EXERCISE PROMPT -> Pictures do not belong in the copy. Return all of the entries exactly.
— start of DATA LISTING —
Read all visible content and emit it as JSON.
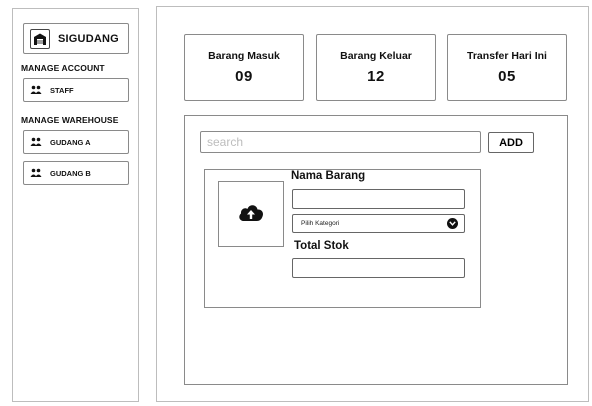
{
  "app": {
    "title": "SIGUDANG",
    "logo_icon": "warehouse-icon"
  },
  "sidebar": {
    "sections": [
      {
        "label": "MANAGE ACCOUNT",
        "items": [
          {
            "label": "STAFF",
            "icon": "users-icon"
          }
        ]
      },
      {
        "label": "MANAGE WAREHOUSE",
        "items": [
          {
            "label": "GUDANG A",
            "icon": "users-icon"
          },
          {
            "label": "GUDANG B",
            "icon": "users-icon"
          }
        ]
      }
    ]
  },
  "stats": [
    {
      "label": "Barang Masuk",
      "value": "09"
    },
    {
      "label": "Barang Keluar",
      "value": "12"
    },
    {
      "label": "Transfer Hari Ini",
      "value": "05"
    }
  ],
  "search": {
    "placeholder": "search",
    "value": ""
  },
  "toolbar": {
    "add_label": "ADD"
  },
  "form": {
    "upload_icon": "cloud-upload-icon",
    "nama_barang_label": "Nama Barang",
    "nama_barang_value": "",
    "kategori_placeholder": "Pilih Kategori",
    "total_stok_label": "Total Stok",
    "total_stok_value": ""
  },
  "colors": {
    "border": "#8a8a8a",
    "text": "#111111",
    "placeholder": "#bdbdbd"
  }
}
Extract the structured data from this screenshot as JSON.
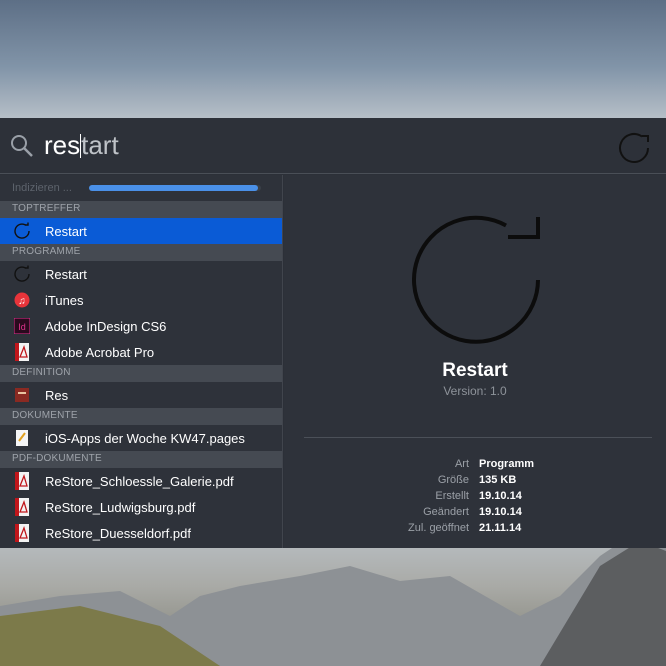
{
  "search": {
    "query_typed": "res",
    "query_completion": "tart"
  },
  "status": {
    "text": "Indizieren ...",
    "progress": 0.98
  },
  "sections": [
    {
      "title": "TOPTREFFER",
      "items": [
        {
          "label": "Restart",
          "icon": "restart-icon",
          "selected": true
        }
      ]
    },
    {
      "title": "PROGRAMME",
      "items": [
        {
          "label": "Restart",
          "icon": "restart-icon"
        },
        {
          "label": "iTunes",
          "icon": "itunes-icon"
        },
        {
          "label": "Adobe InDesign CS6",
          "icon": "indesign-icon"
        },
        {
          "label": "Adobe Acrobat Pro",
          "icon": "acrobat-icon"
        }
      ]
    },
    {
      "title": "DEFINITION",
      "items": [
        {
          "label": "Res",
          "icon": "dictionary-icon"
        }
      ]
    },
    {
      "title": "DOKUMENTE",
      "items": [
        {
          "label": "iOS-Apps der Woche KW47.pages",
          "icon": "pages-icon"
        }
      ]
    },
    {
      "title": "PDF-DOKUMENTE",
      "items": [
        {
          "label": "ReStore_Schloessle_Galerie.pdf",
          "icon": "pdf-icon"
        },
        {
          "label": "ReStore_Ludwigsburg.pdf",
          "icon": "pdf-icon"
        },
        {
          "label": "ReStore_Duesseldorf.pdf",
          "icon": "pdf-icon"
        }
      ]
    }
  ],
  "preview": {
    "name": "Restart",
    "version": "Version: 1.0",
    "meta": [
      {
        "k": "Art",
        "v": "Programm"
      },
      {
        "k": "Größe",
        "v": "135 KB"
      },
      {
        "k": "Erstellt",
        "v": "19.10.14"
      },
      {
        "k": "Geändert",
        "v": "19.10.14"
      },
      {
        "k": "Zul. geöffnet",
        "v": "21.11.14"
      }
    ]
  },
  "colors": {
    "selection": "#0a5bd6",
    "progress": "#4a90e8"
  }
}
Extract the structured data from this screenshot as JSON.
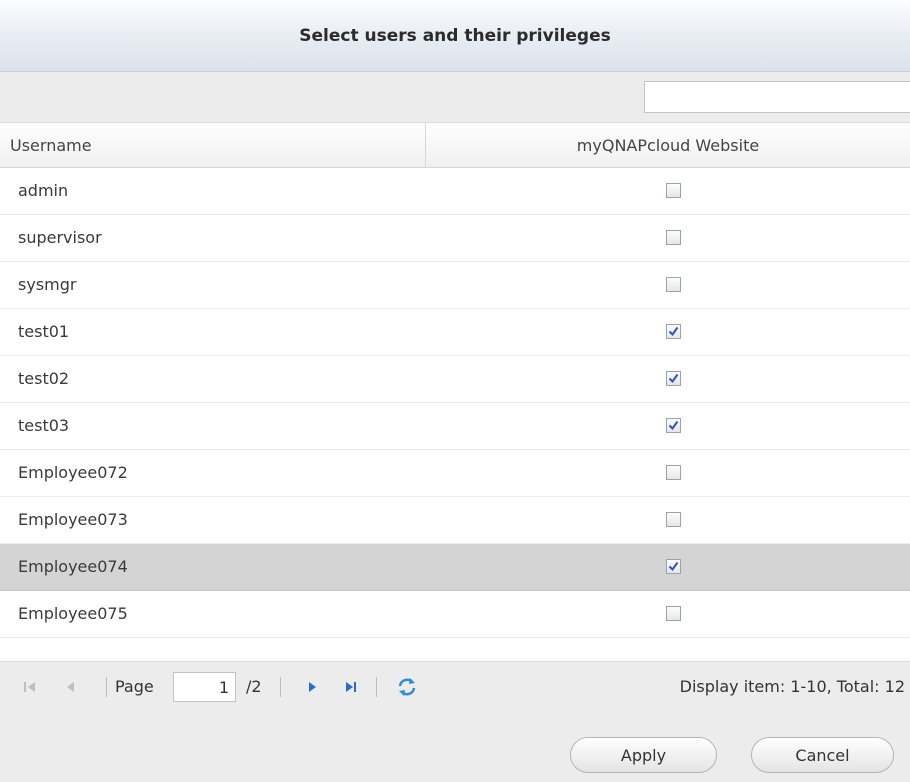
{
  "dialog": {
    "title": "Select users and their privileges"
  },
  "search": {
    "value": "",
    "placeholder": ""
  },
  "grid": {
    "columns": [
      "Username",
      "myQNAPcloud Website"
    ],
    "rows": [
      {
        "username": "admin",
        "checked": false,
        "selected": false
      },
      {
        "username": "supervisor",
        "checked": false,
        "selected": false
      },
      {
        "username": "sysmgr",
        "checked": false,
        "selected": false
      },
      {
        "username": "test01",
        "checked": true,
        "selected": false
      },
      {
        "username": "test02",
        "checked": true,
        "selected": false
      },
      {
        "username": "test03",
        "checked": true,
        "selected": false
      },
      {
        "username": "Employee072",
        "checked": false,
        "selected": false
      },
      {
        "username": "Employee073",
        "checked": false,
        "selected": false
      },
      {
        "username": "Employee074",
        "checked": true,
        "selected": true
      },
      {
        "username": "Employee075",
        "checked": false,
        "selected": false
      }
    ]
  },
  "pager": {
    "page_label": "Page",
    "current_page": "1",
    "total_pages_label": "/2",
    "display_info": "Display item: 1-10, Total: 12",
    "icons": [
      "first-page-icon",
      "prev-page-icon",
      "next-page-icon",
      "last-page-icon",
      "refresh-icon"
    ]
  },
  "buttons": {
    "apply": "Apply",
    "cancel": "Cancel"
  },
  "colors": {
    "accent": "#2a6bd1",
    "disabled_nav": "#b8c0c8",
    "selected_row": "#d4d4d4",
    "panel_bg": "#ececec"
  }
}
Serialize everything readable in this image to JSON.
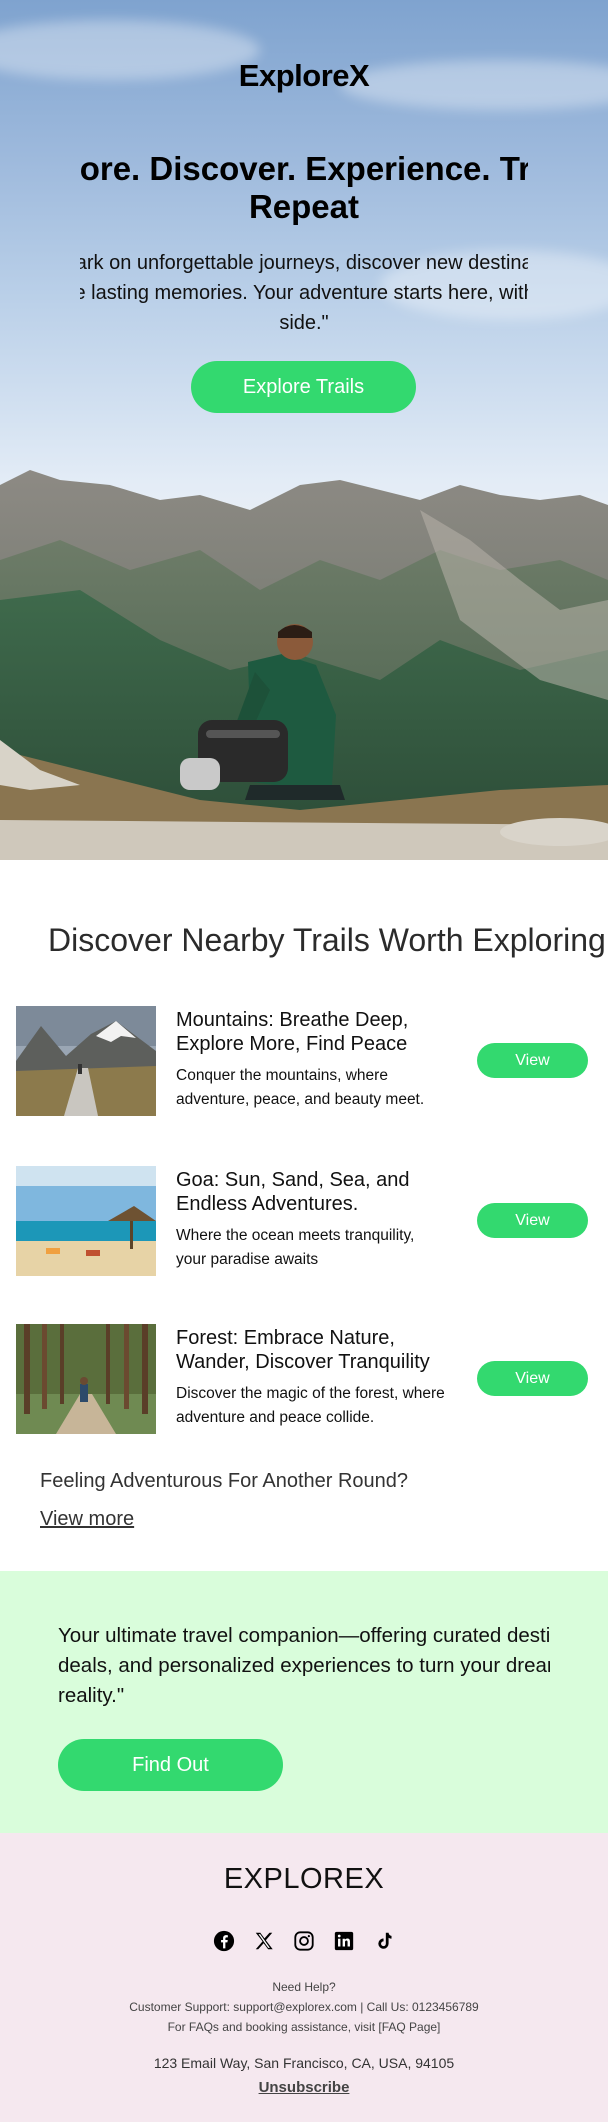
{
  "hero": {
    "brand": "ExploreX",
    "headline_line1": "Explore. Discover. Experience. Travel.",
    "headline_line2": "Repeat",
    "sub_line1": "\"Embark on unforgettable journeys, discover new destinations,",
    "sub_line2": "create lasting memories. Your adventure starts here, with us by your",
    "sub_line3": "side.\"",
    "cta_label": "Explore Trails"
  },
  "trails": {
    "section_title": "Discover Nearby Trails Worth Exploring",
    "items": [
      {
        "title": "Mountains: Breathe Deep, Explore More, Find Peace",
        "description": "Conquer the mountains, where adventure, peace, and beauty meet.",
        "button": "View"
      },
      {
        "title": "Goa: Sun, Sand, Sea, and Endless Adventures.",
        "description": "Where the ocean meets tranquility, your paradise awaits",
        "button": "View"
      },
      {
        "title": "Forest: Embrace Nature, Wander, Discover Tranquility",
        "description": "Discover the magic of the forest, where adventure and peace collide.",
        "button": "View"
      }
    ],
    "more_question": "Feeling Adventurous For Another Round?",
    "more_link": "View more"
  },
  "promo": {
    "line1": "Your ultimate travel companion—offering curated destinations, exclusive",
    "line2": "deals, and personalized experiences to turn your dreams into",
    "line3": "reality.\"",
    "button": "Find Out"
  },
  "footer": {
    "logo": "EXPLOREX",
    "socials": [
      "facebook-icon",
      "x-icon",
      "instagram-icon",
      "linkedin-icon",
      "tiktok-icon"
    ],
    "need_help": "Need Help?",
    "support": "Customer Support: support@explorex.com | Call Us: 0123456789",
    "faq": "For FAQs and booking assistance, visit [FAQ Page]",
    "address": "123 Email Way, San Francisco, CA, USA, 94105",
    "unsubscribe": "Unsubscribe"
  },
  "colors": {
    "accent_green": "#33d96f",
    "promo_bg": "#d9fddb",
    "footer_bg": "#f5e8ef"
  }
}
— end of DATA LISTING —
SOLUTION TO THIS PROBLEM ->
Read all visible content and emit it as JSON.
{
  "app": {
    "title": "SIGUDANG",
    "logo_icon": "warehouse-icon"
  },
  "sidebar": {
    "sections": [
      {
        "label": "MANAGE ACCOUNT",
        "items": [
          {
            "label": "STAFF",
            "icon": "users-icon"
          }
        ]
      },
      {
        "label": "MANAGE WAREHOUSE",
        "items": [
          {
            "label": "GUDANG A",
            "icon": "users-icon"
          },
          {
            "label": "GUDANG B",
            "icon": "users-icon"
          }
        ]
      }
    ]
  },
  "stats": [
    {
      "label": "Barang Masuk",
      "value": "09"
    },
    {
      "label": "Barang Keluar",
      "value": "12"
    },
    {
      "label": "Transfer Hari Ini",
      "value": "05"
    }
  ],
  "search": {
    "placeholder": "search",
    "value": ""
  },
  "toolbar": {
    "add_label": "ADD"
  },
  "form": {
    "upload_icon": "cloud-upload-icon",
    "nama_barang_label": "Nama Barang",
    "nama_barang_value": "",
    "kategori_placeholder": "Pilih Kategori",
    "total_stok_label": "Total Stok",
    "total_stok_value": ""
  },
  "colors": {
    "border": "#8a8a8a",
    "text": "#111111",
    "placeholder": "#bdbdbd"
  }
}
Extract the structured data from this screenshot as JSON.
{
  "search": {
    "query_typed": "res",
    "query_completion": "tart"
  },
  "status": {
    "text": "Indizieren ...",
    "progress": 0.98
  },
  "sections": [
    {
      "title": "TOPTREFFER",
      "items": [
        {
          "label": "Restart",
          "icon": "restart-icon",
          "selected": true
        }
      ]
    },
    {
      "title": "PROGRAMME",
      "items": [
        {
          "label": "Restart",
          "icon": "restart-icon"
        },
        {
          "label": "iTunes",
          "icon": "itunes-icon"
        },
        {
          "label": "Adobe InDesign CS6",
          "icon": "indesign-icon"
        },
        {
          "label": "Adobe Acrobat Pro",
          "icon": "acrobat-icon"
        }
      ]
    },
    {
      "title": "DEFINITION",
      "items": [
        {
          "label": "Res",
          "icon": "dictionary-icon"
        }
      ]
    },
    {
      "title": "DOKUMENTE",
      "items": [
        {
          "label": "iOS-Apps der Woche KW47.pages",
          "icon": "pages-icon"
        }
      ]
    },
    {
      "title": "PDF-DOKUMENTE",
      "items": [
        {
          "label": "ReStore_Schloessle_Galerie.pdf",
          "icon": "pdf-icon"
        },
        {
          "label": "ReStore_Ludwigsburg.pdf",
          "icon": "pdf-icon"
        },
        {
          "label": "ReStore_Duesseldorf.pdf",
          "icon": "pdf-icon"
        }
      ]
    }
  ],
  "preview": {
    "name": "Restart",
    "version": "Version: 1.0",
    "meta": [
      {
        "k": "Art",
        "v": "Programm"
      },
      {
        "k": "Größe",
        "v": "135 KB"
      },
      {
        "k": "Erstellt",
        "v": "19.10.14"
      },
      {
        "k": "Geändert",
        "v": "19.10.14"
      },
      {
        "k": "Zul. geöffnet",
        "v": "21.11.14"
      }
    ]
  },
  "colors": {
    "selection": "#0a5bd6",
    "progress": "#4a90e8"
  }
}
Extract the structured data from this screenshot as JSON.
{
  "dialog": {
    "title": "Select users and their privileges"
  },
  "search": {
    "value": "",
    "placeholder": ""
  },
  "grid": {
    "columns": [
      "Username",
      "myQNAPcloud Website"
    ],
    "rows": [
      {
        "username": "admin",
        "checked": false,
        "selected": false
      },
      {
        "username": "supervisor",
        "checked": false,
        "selected": false
      },
      {
        "username": "sysmgr",
        "checked": false,
        "selected": false
      },
      {
        "username": "test01",
        "checked": true,
        "selected": false
      },
      {
        "username": "test02",
        "checked": true,
        "selected": false
      },
      {
        "username": "test03",
        "checked": true,
        "selected": false
      },
      {
        "username": "Employee072",
        "checked": false,
        "selected": false
      },
      {
        "username": "Employee073",
        "checked": false,
        "selected": false
      },
      {
        "username": "Employee074",
        "checked": true,
        "selected": true
      },
      {
        "username": "Employee075",
        "checked": false,
        "selected": false
      }
    ]
  },
  "pager": {
    "page_label": "Page",
    "current_page": "1",
    "total_pages_label": "/2",
    "display_info": "Display item: 1-10, Total: 12",
    "icons": [
      "first-page-icon",
      "prev-page-icon",
      "next-page-icon",
      "last-page-icon",
      "refresh-icon"
    ]
  },
  "buttons": {
    "apply": "Apply",
    "cancel": "Cancel"
  },
  "colors": {
    "accent": "#2a6bd1",
    "disabled_nav": "#b8c0c8",
    "selected_row": "#d4d4d4",
    "panel_bg": "#ececec"
  }
}
Serialize everything readable in this image to JSON.
{
  "hero": {
    "brand": "ExploreX",
    "headline_line1": "Explore. Discover. Experience. Travel.",
    "headline_line2": "Repeat",
    "sub_line1": "\"Embark on unforgettable journeys, discover new destinations,",
    "sub_line2": "create lasting memories. Your adventure starts here, with us by your",
    "sub_line3": "side.\"",
    "cta_label": "Explore Trails"
  },
  "trails": {
    "section_title": "Discover Nearby Trails Worth Exploring",
    "items": [
      {
        "title": "Mountains: Breathe Deep, Explore More, Find Peace",
        "description": "Conquer the mountains, where adventure, peace, and beauty meet.",
        "button": "View"
      },
      {
        "title": "Goa: Sun, Sand, Sea, and Endless Adventures.",
        "description": "Where the ocean meets tranquility, your paradise awaits",
        "button": "View"
      },
      {
        "title": "Forest: Embrace Nature, Wander, Discover Tranquility",
        "description": "Discover the magic of the forest, where adventure and peace collide.",
        "button": "View"
      }
    ],
    "more_question": "Feeling Adventurous For Another Round?",
    "more_link": "View more"
  },
  "promo": {
    "line1": "Your ultimate travel companion—offering curated destinations, exclusive",
    "line2": "deals, and personalized experiences to turn your dreams into",
    "line3": "reality.\"",
    "button": "Find Out"
  },
  "footer": {
    "logo": "EXPLOREX",
    "socials": [
      "facebook-icon",
      "x-icon",
      "instagram-icon",
      "linkedin-icon",
      "tiktok-icon"
    ],
    "need_help": "Need Help?",
    "support": "Customer Support: support@explorex.com | Call Us: 0123456789",
    "faq": "For FAQs and booking assistance, visit [FAQ Page]",
    "address": "123 Email Way, San Francisco, CA, USA, 94105",
    "unsubscribe": "Unsubscribe"
  },
  "colors": {
    "accent_green": "#33d96f",
    "promo_bg": "#d9fddb",
    "footer_bg": "#f5e8ef"
  }
}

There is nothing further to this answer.